▸ Record set
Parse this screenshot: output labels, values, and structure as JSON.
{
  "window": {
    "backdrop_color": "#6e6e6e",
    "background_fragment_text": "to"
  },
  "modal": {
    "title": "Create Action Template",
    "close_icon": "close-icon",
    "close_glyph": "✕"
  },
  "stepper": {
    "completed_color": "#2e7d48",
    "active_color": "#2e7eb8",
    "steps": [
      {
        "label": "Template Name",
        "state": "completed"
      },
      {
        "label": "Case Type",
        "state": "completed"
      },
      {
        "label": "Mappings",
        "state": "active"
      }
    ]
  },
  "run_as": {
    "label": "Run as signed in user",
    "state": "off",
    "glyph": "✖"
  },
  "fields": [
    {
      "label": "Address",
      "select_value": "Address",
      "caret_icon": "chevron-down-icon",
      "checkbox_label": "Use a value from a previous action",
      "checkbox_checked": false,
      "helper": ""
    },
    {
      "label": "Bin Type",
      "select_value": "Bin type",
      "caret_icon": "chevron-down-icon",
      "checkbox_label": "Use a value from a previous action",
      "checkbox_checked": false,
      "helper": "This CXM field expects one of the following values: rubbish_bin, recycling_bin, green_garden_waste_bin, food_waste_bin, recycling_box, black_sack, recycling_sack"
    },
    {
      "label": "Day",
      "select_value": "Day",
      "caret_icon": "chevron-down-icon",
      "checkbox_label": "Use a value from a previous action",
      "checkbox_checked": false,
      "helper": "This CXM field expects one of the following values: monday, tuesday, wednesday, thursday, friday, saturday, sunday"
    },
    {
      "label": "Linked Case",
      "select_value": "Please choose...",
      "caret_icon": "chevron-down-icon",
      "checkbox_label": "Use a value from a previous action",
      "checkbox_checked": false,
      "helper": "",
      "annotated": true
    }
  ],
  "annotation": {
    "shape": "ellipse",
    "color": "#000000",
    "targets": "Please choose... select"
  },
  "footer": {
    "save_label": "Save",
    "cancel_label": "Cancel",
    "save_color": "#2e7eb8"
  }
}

▸ Written request
Please reproduce each line exactly as written.

▸ Worked answer
Parse this screenshot: output labels, values, and structure as JSON.
{
  "window": {
    "backdrop_color": "#6e6e6e",
    "background_fragment_text": "to"
  },
  "modal": {
    "title": "Create Action Template",
    "close_icon": "close-icon",
    "close_glyph": "✕"
  },
  "stepper": {
    "completed_color": "#2e7d48",
    "active_color": "#2e7eb8",
    "steps": [
      {
        "label": "Template Name",
        "state": "completed"
      },
      {
        "label": "Case Type",
        "state": "completed"
      },
      {
        "label": "Mappings",
        "state": "active"
      }
    ]
  },
  "run_as": {
    "label": "Run as signed in user",
    "state": "off",
    "glyph": "✖"
  },
  "fields": [
    {
      "label": "Address",
      "select_value": "Address",
      "caret_icon": "chevron-down-icon",
      "checkbox_label": "Use a value from a previous action",
      "checkbox_checked": false,
      "helper": ""
    },
    {
      "label": "Bin Type",
      "select_value": "Bin type",
      "caret_icon": "chevron-down-icon",
      "checkbox_label": "Use a value from a previous action",
      "checkbox_checked": false,
      "helper": "This CXM field expects one of the following values: rubbish_bin, recycling_bin, green_garden_waste_bin, food_waste_bin, recycling_box, black_sack, recycling_sack"
    },
    {
      "label": "Day",
      "select_value": "Day",
      "caret_icon": "chevron-down-icon",
      "checkbox_label": "Use a value from a previous action",
      "checkbox_checked": false,
      "helper": "This CXM field expects one of the following values: monday, tuesday, wednesday, thursday, friday, saturday, sunday"
    },
    {
      "label": "Linked Case",
      "select_value": "Please choose...",
      "caret_icon": "chevron-down-icon",
      "checkbox_label": "Use a value from a previous action",
      "checkbox_checked": false,
      "helper": "",
      "annotated": true
    }
  ],
  "annotation": {
    "shape": "ellipse",
    "color": "#000000",
    "targets": "Please choose... select"
  },
  "footer": {
    "save_label": "Save",
    "cancel_label": "Cancel",
    "save_color": "#2e7eb8"
  }
}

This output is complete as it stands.